WRITTEN EXERCISE — Write out the entire listing below exactly as it appears, minus any pictures.

EXERCISE DATA —
>> START

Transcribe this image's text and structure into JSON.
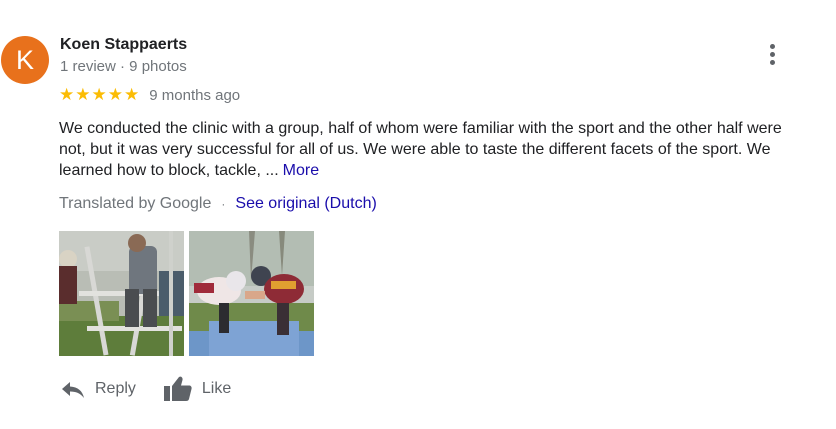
{
  "reviewer": {
    "initial": "K",
    "name": "Koen Stappaerts",
    "meta": "1 review · 9 photos",
    "avatar_color": "#e8711c"
  },
  "rating": {
    "stars": 5,
    "star_glyph": "★",
    "star_color": "#fbbc04",
    "time": "9 months ago"
  },
  "review": {
    "text": "We conducted the clinic with a group, half of whom were familiar with the sport and the other half were not, but it was very successful for all of us. We were able to taste the different facets of the sport. We learned how to block, tackle, ...",
    "more_label": "More"
  },
  "translation": {
    "label": "Translated by Google",
    "separator": "·",
    "see_original": "See original (Dutch)"
  },
  "photos": [
    {
      "icon": "photo-football-training"
    },
    {
      "icon": "photo-football-tackle"
    }
  ],
  "actions": {
    "reply_label": "Reply",
    "like_label": "Like"
  },
  "colors": {
    "link": "#1a0dab",
    "secondary_text": "#70757a",
    "icon": "#5f6368"
  }
}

>> END

THE OUTPUT —
Transcribe this image's text and structure into JSON.
{
  "reviewer": {
    "initial": "K",
    "name": "Koen Stappaerts",
    "meta": "1 review · 9 photos",
    "avatar_color": "#e8711c"
  },
  "rating": {
    "stars": 5,
    "star_glyph": "★",
    "star_color": "#fbbc04",
    "time": "9 months ago"
  },
  "review": {
    "text": "We conducted the clinic with a group, half of whom were familiar with the sport and the other half were not, but it was very successful for all of us. We were able to taste the different facets of the sport. We learned how to block, tackle, ...",
    "more_label": "More"
  },
  "translation": {
    "label": "Translated by Google",
    "separator": "·",
    "see_original": "See original (Dutch)"
  },
  "photos": [
    {
      "icon": "photo-football-training"
    },
    {
      "icon": "photo-football-tackle"
    }
  ],
  "actions": {
    "reply_label": "Reply",
    "like_label": "Like"
  },
  "colors": {
    "link": "#1a0dab",
    "secondary_text": "#70757a",
    "icon": "#5f6368"
  }
}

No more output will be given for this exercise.